**Written problem:** Only the pictures are to be left out; set down the rest of the records exactly.

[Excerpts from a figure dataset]
◆ ◆ ◆

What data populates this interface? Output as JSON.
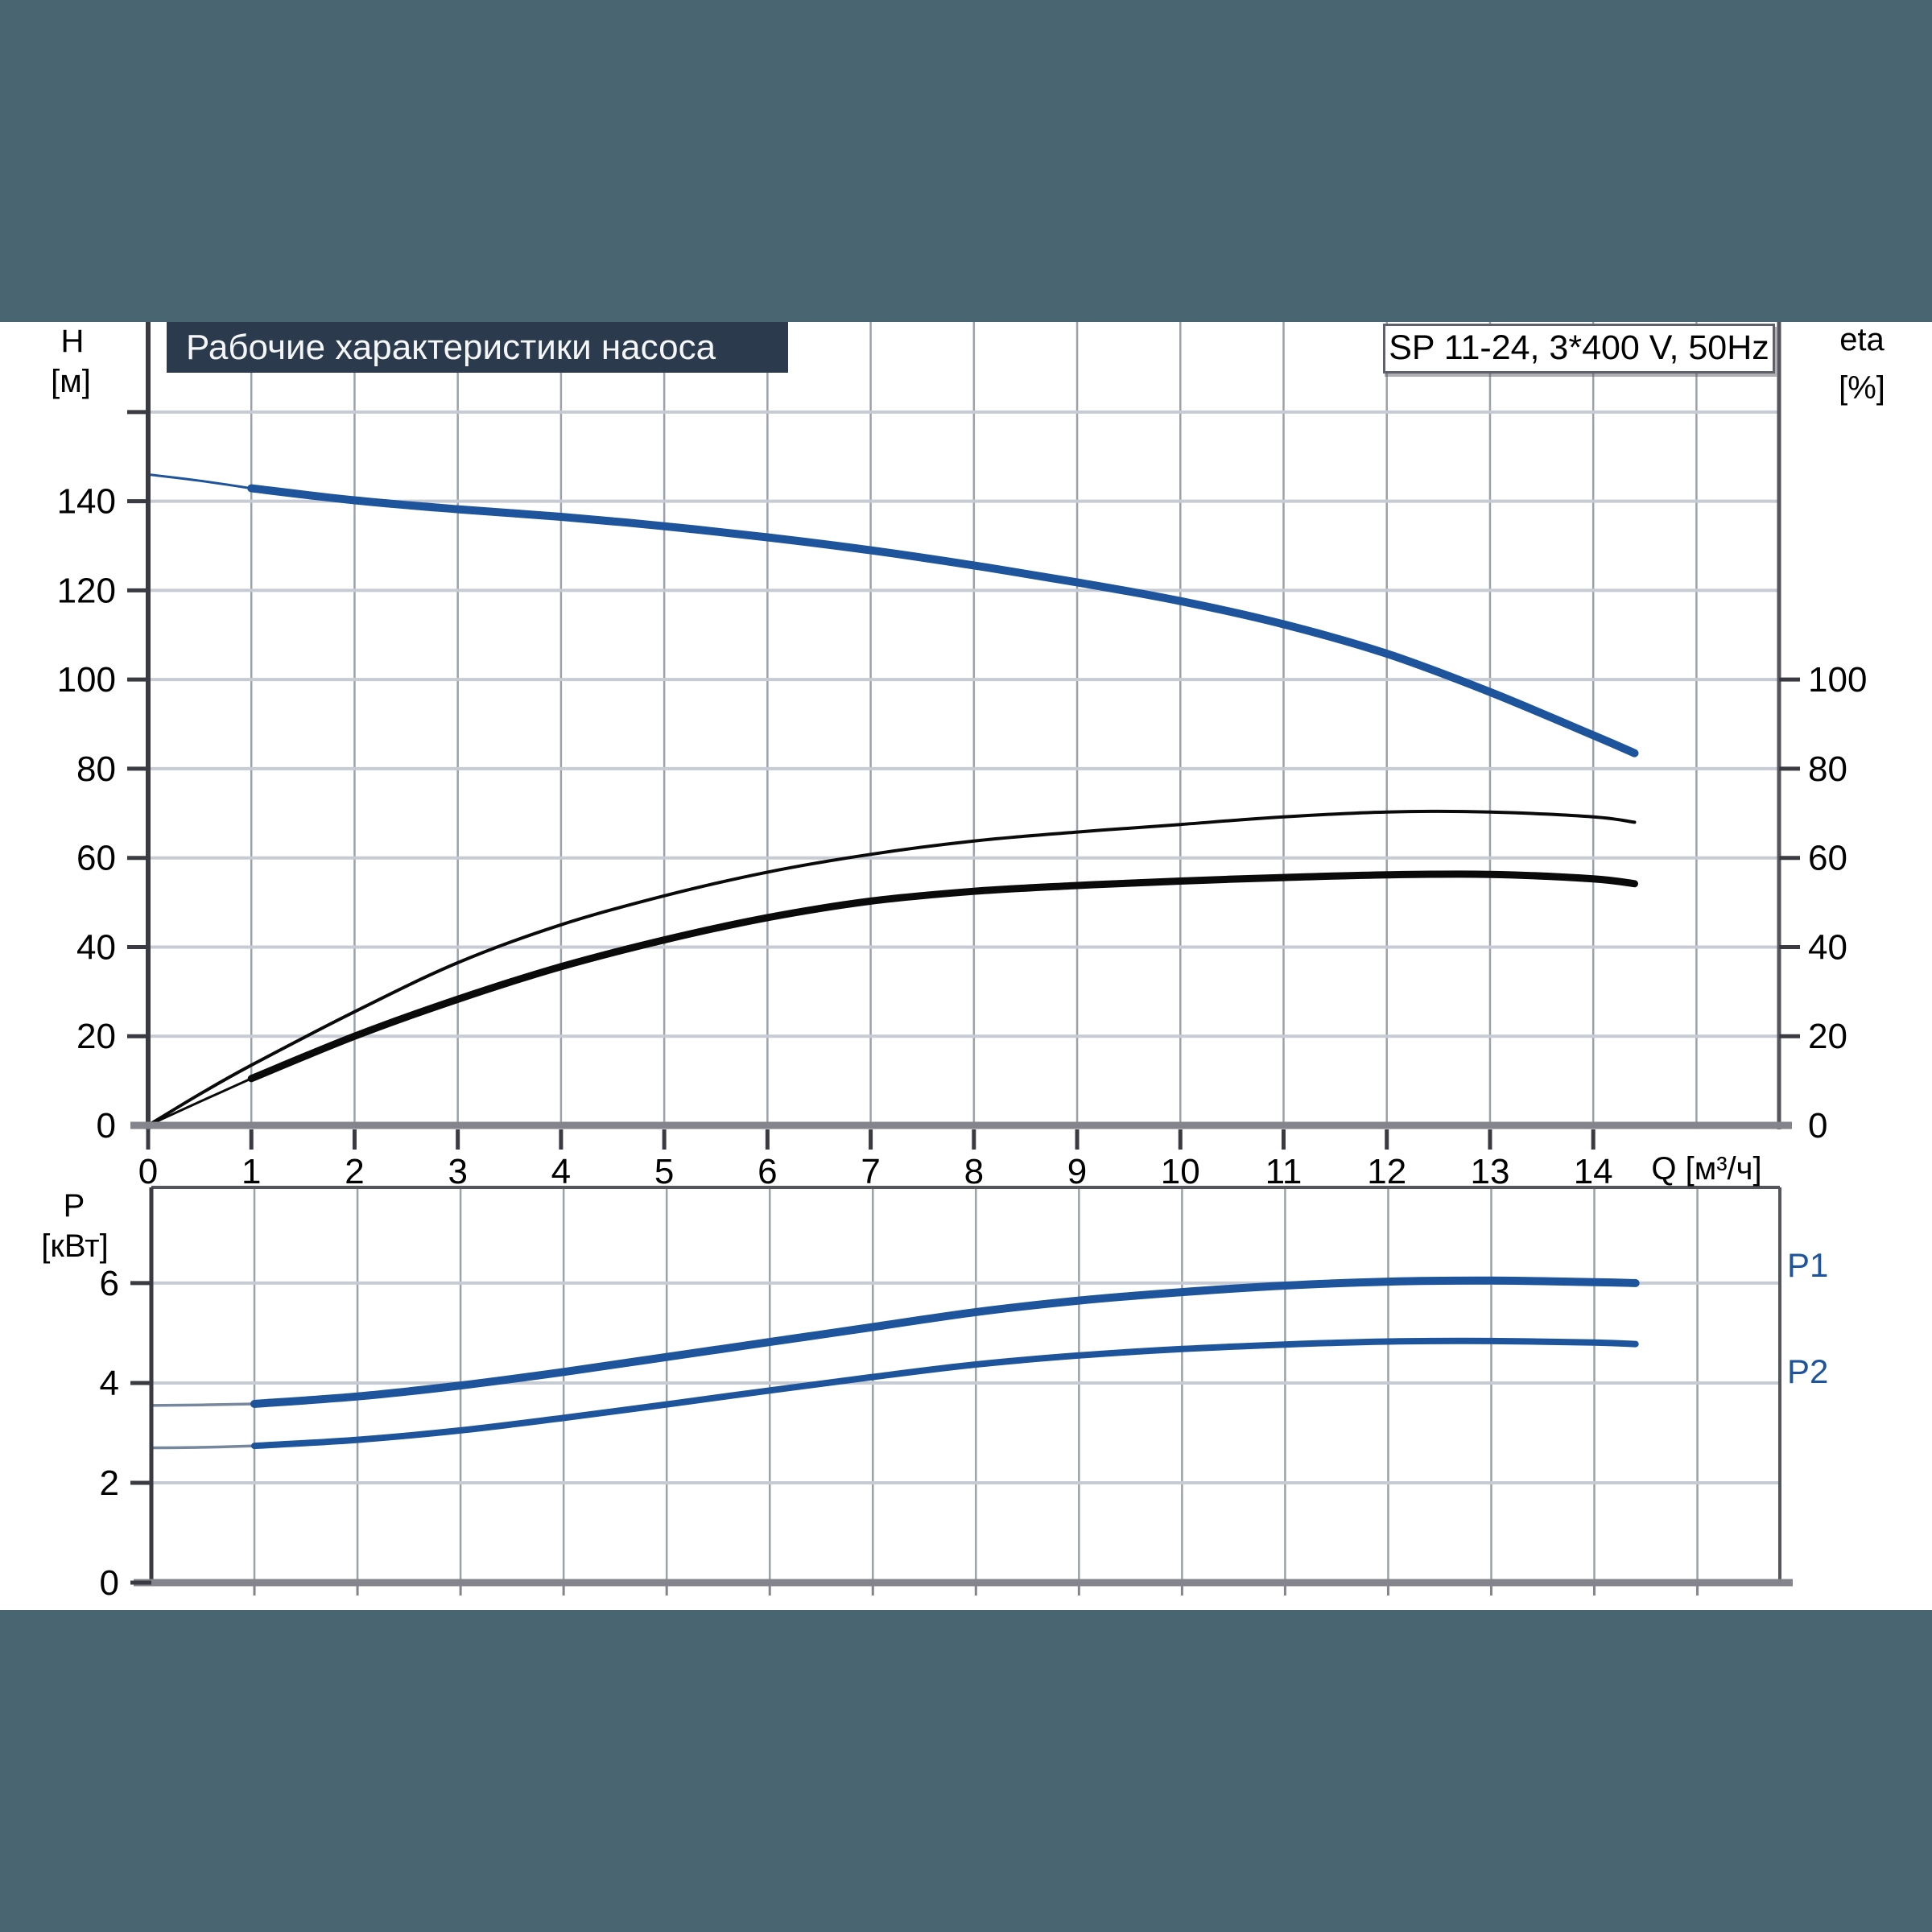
{
  "header": {
    "title": "Рабочие характеристики насоса",
    "pump_type": "SP 11-24, 3*400 V, 50Hz"
  },
  "colors": {
    "band": "#496571",
    "title_bg": "#2b3a4c",
    "curve_blue": "#1e549c",
    "curve_black": "#0a0a0a",
    "lead_gray": "#76879e"
  },
  "axes": {
    "head_symbol": "H",
    "head_unit": "[м]",
    "eta_symbol": "eta",
    "eta_unit": "[%]",
    "flow_label": "Q [м³/ч]",
    "power_symbol": "P",
    "power_unit": "[кВт]"
  },
  "curve_labels": {
    "p1": "P1",
    "p2": "P2"
  },
  "chart_data": [
    {
      "type": "line",
      "name": "pump-performance-curves",
      "x_label": "Q [м³/ч]",
      "y_left_label": "H [м]",
      "y_right_label": "eta [%]",
      "xlim": [
        0,
        15.8
      ],
      "ylim_left": [
        0,
        180.2
      ],
      "grid": true,
      "x_ticks": [
        0,
        1,
        2,
        3,
        4,
        5,
        6,
        7,
        8,
        9,
        10,
        11,
        12,
        13,
        14
      ],
      "y_left_ticks": [
        0,
        20,
        40,
        60,
        80,
        100,
        120,
        140
      ],
      "y_right_ticks": [
        0,
        20,
        40,
        60,
        80,
        100
      ],
      "x_gridlines": [
        1,
        2,
        3,
        4,
        5,
        6,
        7,
        8,
        9,
        10,
        11,
        12,
        13,
        14,
        15
      ],
      "y_gridlines": [
        20,
        40,
        60,
        80,
        100,
        120,
        140,
        160
      ],
      "series": [
        {
          "name": "head-curve-lead",
          "color": "#1e549c",
          "width": 3,
          "points": [
            [
              0,
              146
            ],
            [
              0.5,
              144.6
            ],
            [
              1,
              142.9
            ]
          ]
        },
        {
          "name": "head-curve",
          "color": "#1e549c",
          "width": 10,
          "points": [
            [
              1,
              142.9
            ],
            [
              2,
              140.2
            ],
            [
              3,
              138.2
            ],
            [
              4,
              136.5
            ],
            [
              5,
              134.4
            ],
            [
              6,
              131.9
            ],
            [
              7,
              129.0
            ],
            [
              8,
              125.6
            ],
            [
              9,
              121.8
            ],
            [
              10,
              117.6
            ],
            [
              11,
              112.4
            ],
            [
              12,
              105.8
            ],
            [
              13,
              97.2
            ],
            [
              14,
              87.5
            ],
            [
              14.4,
              83.5
            ]
          ]
        },
        {
          "name": "eta-pump-curve",
          "color": "#0a0a0a",
          "width": 4,
          "points": [
            [
              0,
              0
            ],
            [
              0.5,
              7
            ],
            [
              1,
              13.5
            ],
            [
              2,
              25.5
            ],
            [
              3,
              36.5
            ],
            [
              4,
              45
            ],
            [
              5,
              51.5
            ],
            [
              6,
              56.8
            ],
            [
              7,
              60.8
            ],
            [
              8,
              63.8
            ],
            [
              9,
              65.8
            ],
            [
              10,
              67.5
            ],
            [
              11,
              69.2
            ],
            [
              12,
              70.3
            ],
            [
              13,
              70.3
            ],
            [
              14,
              69.2
            ],
            [
              14.4,
              68
            ]
          ]
        },
        {
          "name": "eta-total-curve-lead",
          "color": "#0a0a0a",
          "width": 3,
          "points": [
            [
              0,
              0
            ],
            [
              0.5,
              5.3
            ],
            [
              1,
              10.5
            ]
          ]
        },
        {
          "name": "eta-total-curve",
          "color": "#0a0a0a",
          "width": 9,
          "points": [
            [
              1,
              10.5
            ],
            [
              2,
              20
            ],
            [
              3,
              28.3
            ],
            [
              4,
              35.6
            ],
            [
              5,
              41.6
            ],
            [
              6,
              46.6
            ],
            [
              7,
              50.3
            ],
            [
              8,
              52.5
            ],
            [
              9,
              53.8
            ],
            [
              10,
              54.8
            ],
            [
              11,
              55.6
            ],
            [
              12,
              56.2
            ],
            [
              13,
              56.3
            ],
            [
              14,
              55.3
            ],
            [
              14.4,
              54.2
            ]
          ]
        }
      ]
    },
    {
      "type": "line",
      "name": "power-curves",
      "y_label": "P [кВт]",
      "xlim": [
        0,
        15.8
      ],
      "ylim": [
        0,
        7.95
      ],
      "grid": true,
      "y_ticks": [
        0,
        2,
        4,
        6
      ],
      "x_gridlines": [
        1,
        2,
        3,
        4,
        5,
        6,
        7,
        8,
        9,
        10,
        11,
        12,
        13,
        14,
        15
      ],
      "y_gridlines": [
        2,
        4,
        6
      ],
      "series": [
        {
          "name": "p1-curve-lead",
          "color": "#76879e",
          "width": 3.5,
          "points": [
            [
              0,
              3.55
            ],
            [
              0.5,
              3.56
            ],
            [
              1,
              3.58
            ]
          ]
        },
        {
          "name": "p1-curve",
          "label": "P1",
          "color": "#1e549c",
          "width": 10,
          "points": [
            [
              1,
              3.58
            ],
            [
              2,
              3.73
            ],
            [
              3,
              3.95
            ],
            [
              4,
              4.22
            ],
            [
              5,
              4.52
            ],
            [
              6,
              4.82
            ],
            [
              7,
              5.12
            ],
            [
              8,
              5.42
            ],
            [
              9,
              5.65
            ],
            [
              10,
              5.82
            ],
            [
              11,
              5.95
            ],
            [
              12,
              6.03
            ],
            [
              13,
              6.05
            ],
            [
              14,
              6.02
            ],
            [
              14.4,
              6.0
            ]
          ]
        },
        {
          "name": "p2-curve-lead",
          "color": "#76879e",
          "width": 3.5,
          "points": [
            [
              0,
              2.7
            ],
            [
              0.5,
              2.71
            ],
            [
              1,
              2.74
            ]
          ]
        },
        {
          "name": "p2-curve",
          "label": "P2",
          "color": "#1e549c",
          "width": 8,
          "points": [
            [
              1,
              2.74
            ],
            [
              2,
              2.86
            ],
            [
              3,
              3.05
            ],
            [
              4,
              3.3
            ],
            [
              5,
              3.57
            ],
            [
              6,
              3.85
            ],
            [
              7,
              4.12
            ],
            [
              8,
              4.37
            ],
            [
              9,
              4.55
            ],
            [
              10,
              4.68
            ],
            [
              11,
              4.77
            ],
            [
              12,
              4.83
            ],
            [
              13,
              4.84
            ],
            [
              14,
              4.81
            ],
            [
              14.4,
              4.78
            ]
          ]
        }
      ]
    }
  ]
}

◆ ◆ ◆

**Solved problem:**
What data populates this interface? Output as JSON.
{
  "header": {
    "title": "Рабочие характеристики насоса",
    "pump_type": "SP 11-24, 3*400 V, 50Hz"
  },
  "colors": {
    "band": "#496571",
    "title_bg": "#2b3a4c",
    "curve_blue": "#1e549c",
    "curve_black": "#0a0a0a",
    "lead_gray": "#76879e"
  },
  "axes": {
    "head_symbol": "H",
    "head_unit": "[м]",
    "eta_symbol": "eta",
    "eta_unit": "[%]",
    "flow_label": "Q [м³/ч]",
    "power_symbol": "P",
    "power_unit": "[кВт]"
  },
  "curve_labels": {
    "p1": "P1",
    "p2": "P2"
  },
  "chart_data": [
    {
      "type": "line",
      "name": "pump-performance-curves",
      "x_label": "Q [м³/ч]",
      "y_left_label": "H [м]",
      "y_right_label": "eta [%]",
      "xlim": [
        0,
        15.8
      ],
      "ylim_left": [
        0,
        180.2
      ],
      "grid": true,
      "x_ticks": [
        0,
        1,
        2,
        3,
        4,
        5,
        6,
        7,
        8,
        9,
        10,
        11,
        12,
        13,
        14
      ],
      "y_left_ticks": [
        0,
        20,
        40,
        60,
        80,
        100,
        120,
        140
      ],
      "y_right_ticks": [
        0,
        20,
        40,
        60,
        80,
        100
      ],
      "x_gridlines": [
        1,
        2,
        3,
        4,
        5,
        6,
        7,
        8,
        9,
        10,
        11,
        12,
        13,
        14,
        15
      ],
      "y_gridlines": [
        20,
        40,
        60,
        80,
        100,
        120,
        140,
        160
      ],
      "series": [
        {
          "name": "head-curve-lead",
          "color": "#1e549c",
          "width": 3,
          "points": [
            [
              0,
              146
            ],
            [
              0.5,
              144.6
            ],
            [
              1,
              142.9
            ]
          ]
        },
        {
          "name": "head-curve",
          "color": "#1e549c",
          "width": 10,
          "points": [
            [
              1,
              142.9
            ],
            [
              2,
              140.2
            ],
            [
              3,
              138.2
            ],
            [
              4,
              136.5
            ],
            [
              5,
              134.4
            ],
            [
              6,
              131.9
            ],
            [
              7,
              129.0
            ],
            [
              8,
              125.6
            ],
            [
              9,
              121.8
            ],
            [
              10,
              117.6
            ],
            [
              11,
              112.4
            ],
            [
              12,
              105.8
            ],
            [
              13,
              97.2
            ],
            [
              14,
              87.5
            ],
            [
              14.4,
              83.5
            ]
          ]
        },
        {
          "name": "eta-pump-curve",
          "color": "#0a0a0a",
          "width": 4,
          "points": [
            [
              0,
              0
            ],
            [
              0.5,
              7
            ],
            [
              1,
              13.5
            ],
            [
              2,
              25.5
            ],
            [
              3,
              36.5
            ],
            [
              4,
              45
            ],
            [
              5,
              51.5
            ],
            [
              6,
              56.8
            ],
            [
              7,
              60.8
            ],
            [
              8,
              63.8
            ],
            [
              9,
              65.8
            ],
            [
              10,
              67.5
            ],
            [
              11,
              69.2
            ],
            [
              12,
              70.3
            ],
            [
              13,
              70.3
            ],
            [
              14,
              69.2
            ],
            [
              14.4,
              68
            ]
          ]
        },
        {
          "name": "eta-total-curve-lead",
          "color": "#0a0a0a",
          "width": 3,
          "points": [
            [
              0,
              0
            ],
            [
              0.5,
              5.3
            ],
            [
              1,
              10.5
            ]
          ]
        },
        {
          "name": "eta-total-curve",
          "color": "#0a0a0a",
          "width": 9,
          "points": [
            [
              1,
              10.5
            ],
            [
              2,
              20
            ],
            [
              3,
              28.3
            ],
            [
              4,
              35.6
            ],
            [
              5,
              41.6
            ],
            [
              6,
              46.6
            ],
            [
              7,
              50.3
            ],
            [
              8,
              52.5
            ],
            [
              9,
              53.8
            ],
            [
              10,
              54.8
            ],
            [
              11,
              55.6
            ],
            [
              12,
              56.2
            ],
            [
              13,
              56.3
            ],
            [
              14,
              55.3
            ],
            [
              14.4,
              54.2
            ]
          ]
        }
      ]
    },
    {
      "type": "line",
      "name": "power-curves",
      "y_label": "P [кВт]",
      "xlim": [
        0,
        15.8
      ],
      "ylim": [
        0,
        7.95
      ],
      "grid": true,
      "y_ticks": [
        0,
        2,
        4,
        6
      ],
      "x_gridlines": [
        1,
        2,
        3,
        4,
        5,
        6,
        7,
        8,
        9,
        10,
        11,
        12,
        13,
        14,
        15
      ],
      "y_gridlines": [
        2,
        4,
        6
      ],
      "series": [
        {
          "name": "p1-curve-lead",
          "color": "#76879e",
          "width": 3.5,
          "points": [
            [
              0,
              3.55
            ],
            [
              0.5,
              3.56
            ],
            [
              1,
              3.58
            ]
          ]
        },
        {
          "name": "p1-curve",
          "label": "P1",
          "color": "#1e549c",
          "width": 10,
          "points": [
            [
              1,
              3.58
            ],
            [
              2,
              3.73
            ],
            [
              3,
              3.95
            ],
            [
              4,
              4.22
            ],
            [
              5,
              4.52
            ],
            [
              6,
              4.82
            ],
            [
              7,
              5.12
            ],
            [
              8,
              5.42
            ],
            [
              9,
              5.65
            ],
            [
              10,
              5.82
            ],
            [
              11,
              5.95
            ],
            [
              12,
              6.03
            ],
            [
              13,
              6.05
            ],
            [
              14,
              6.02
            ],
            [
              14.4,
              6.0
            ]
          ]
        },
        {
          "name": "p2-curve-lead",
          "color": "#76879e",
          "width": 3.5,
          "points": [
            [
              0,
              2.7
            ],
            [
              0.5,
              2.71
            ],
            [
              1,
              2.74
            ]
          ]
        },
        {
          "name": "p2-curve",
          "label": "P2",
          "color": "#1e549c",
          "width": 8,
          "points": [
            [
              1,
              2.74
            ],
            [
              2,
              2.86
            ],
            [
              3,
              3.05
            ],
            [
              4,
              3.3
            ],
            [
              5,
              3.57
            ],
            [
              6,
              3.85
            ],
            [
              7,
              4.12
            ],
            [
              8,
              4.37
            ],
            [
              9,
              4.55
            ],
            [
              10,
              4.68
            ],
            [
              11,
              4.77
            ],
            [
              12,
              4.83
            ],
            [
              13,
              4.84
            ],
            [
              14,
              4.81
            ],
            [
              14.4,
              4.78
            ]
          ]
        }
      ]
    }
  ]
}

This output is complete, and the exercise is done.